(Exercise) Output the data below in full, byte for byte. Nothing may differ.

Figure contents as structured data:
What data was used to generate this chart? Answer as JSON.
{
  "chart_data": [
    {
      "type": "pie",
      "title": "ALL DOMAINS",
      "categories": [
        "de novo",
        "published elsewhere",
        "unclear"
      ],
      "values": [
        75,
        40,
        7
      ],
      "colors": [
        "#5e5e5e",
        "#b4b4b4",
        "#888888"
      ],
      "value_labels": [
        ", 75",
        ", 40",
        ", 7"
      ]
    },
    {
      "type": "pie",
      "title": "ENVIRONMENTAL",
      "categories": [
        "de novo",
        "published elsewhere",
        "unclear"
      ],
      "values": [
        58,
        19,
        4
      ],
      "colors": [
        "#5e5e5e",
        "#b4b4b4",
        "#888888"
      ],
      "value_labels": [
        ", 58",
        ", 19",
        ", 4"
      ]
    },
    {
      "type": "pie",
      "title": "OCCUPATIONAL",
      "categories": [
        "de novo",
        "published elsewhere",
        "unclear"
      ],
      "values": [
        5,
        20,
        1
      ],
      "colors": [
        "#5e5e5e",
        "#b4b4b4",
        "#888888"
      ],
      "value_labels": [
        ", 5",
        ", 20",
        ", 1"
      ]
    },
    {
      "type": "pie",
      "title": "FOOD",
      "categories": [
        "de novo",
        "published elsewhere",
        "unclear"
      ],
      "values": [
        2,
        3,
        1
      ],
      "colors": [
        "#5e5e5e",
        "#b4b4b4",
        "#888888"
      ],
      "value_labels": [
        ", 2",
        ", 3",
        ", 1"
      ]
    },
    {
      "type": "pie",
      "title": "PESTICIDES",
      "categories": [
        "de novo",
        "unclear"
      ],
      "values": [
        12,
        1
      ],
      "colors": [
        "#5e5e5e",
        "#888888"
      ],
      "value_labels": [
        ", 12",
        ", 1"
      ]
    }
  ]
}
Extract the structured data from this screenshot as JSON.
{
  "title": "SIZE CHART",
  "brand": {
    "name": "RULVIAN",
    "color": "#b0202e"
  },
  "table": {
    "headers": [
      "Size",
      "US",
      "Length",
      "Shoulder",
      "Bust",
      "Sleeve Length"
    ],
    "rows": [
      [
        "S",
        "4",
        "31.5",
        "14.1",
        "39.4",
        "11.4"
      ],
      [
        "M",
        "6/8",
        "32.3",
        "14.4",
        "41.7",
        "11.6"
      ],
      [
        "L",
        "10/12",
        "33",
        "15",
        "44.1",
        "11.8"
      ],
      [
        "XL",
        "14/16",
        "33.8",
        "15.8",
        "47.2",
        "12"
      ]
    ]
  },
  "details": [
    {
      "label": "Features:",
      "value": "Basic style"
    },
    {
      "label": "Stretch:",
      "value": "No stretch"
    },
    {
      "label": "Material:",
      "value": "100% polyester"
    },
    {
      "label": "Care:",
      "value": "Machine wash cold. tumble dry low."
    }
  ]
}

(Full response)
What data was used to generate this chart? Answer as JSON.
{
  "chart_data": [
    {
      "type": "pie",
      "title": "ALL DOMAINS",
      "categories": [
        "de novo",
        "published elsewhere",
        "unclear"
      ],
      "values": [
        75,
        40,
        7
      ],
      "colors": [
        "#5e5e5e",
        "#b4b4b4",
        "#888888"
      ],
      "value_labels": [
        ", 75",
        ", 40",
        ", 7"
      ]
    },
    {
      "type": "pie",
      "title": "ENVIRONMENTAL",
      "categories": [
        "de novo",
        "published elsewhere",
        "unclear"
      ],
      "values": [
        58,
        19,
        4
      ],
      "colors": [
        "#5e5e5e",
        "#b4b4b4",
        "#888888"
      ],
      "value_labels": [
        ", 58",
        ", 19",
        ", 4"
      ]
    },
    {
      "type": "pie",
      "title": "OCCUPATIONAL",
      "categories": [
        "de novo",
        "published elsewhere",
        "unclear"
      ],
      "values": [
        5,
        20,
        1
      ],
      "colors": [
        "#5e5e5e",
        "#b4b4b4",
        "#888888"
      ],
      "value_labels": [
        ", 5",
        ", 20",
        ", 1"
      ]
    },
    {
      "type": "pie",
      "title": "FOOD",
      "categories": [
        "de novo",
        "published elsewhere",
        "unclear"
      ],
      "values": [
        2,
        3,
        1
      ],
      "colors": [
        "#5e5e5e",
        "#b4b4b4",
        "#888888"
      ],
      "value_labels": [
        ", 2",
        ", 3",
        ", 1"
      ]
    },
    {
      "type": "pie",
      "title": "PESTICIDES",
      "categories": [
        "de novo",
        "unclear"
      ],
      "values": [
        12,
        1
      ],
      "colors": [
        "#5e5e5e",
        "#888888"
      ],
      "value_labels": [
        ", 12",
        ", 1"
      ]
    }
  ]
}
Extract the structured data from this screenshot as JSON.
{
  "title": "SIZE CHART",
  "brand": {
    "name": "RULVIAN",
    "color": "#b0202e"
  },
  "table": {
    "headers": [
      "Size",
      "US",
      "Length",
      "Shoulder",
      "Bust",
      "Sleeve Length"
    ],
    "rows": [
      [
        "S",
        "4",
        "31.5",
        "14.1",
        "39.4",
        "11.4"
      ],
      [
        "M",
        "6/8",
        "32.3",
        "14.4",
        "41.7",
        "11.6"
      ],
      [
        "L",
        "10/12",
        "33",
        "15",
        "44.1",
        "11.8"
      ],
      [
        "XL",
        "14/16",
        "33.8",
        "15.8",
        "47.2",
        "12"
      ]
    ]
  },
  "details": [
    {
      "label": "Features:",
      "value": "Basic style"
    },
    {
      "label": "Stretch:",
      "value": "No stretch"
    },
    {
      "label": "Material:",
      "value": "100% polyester"
    },
    {
      "label": "Care:",
      "value": "Machine wash cold. tumble dry low."
    }
  ]
}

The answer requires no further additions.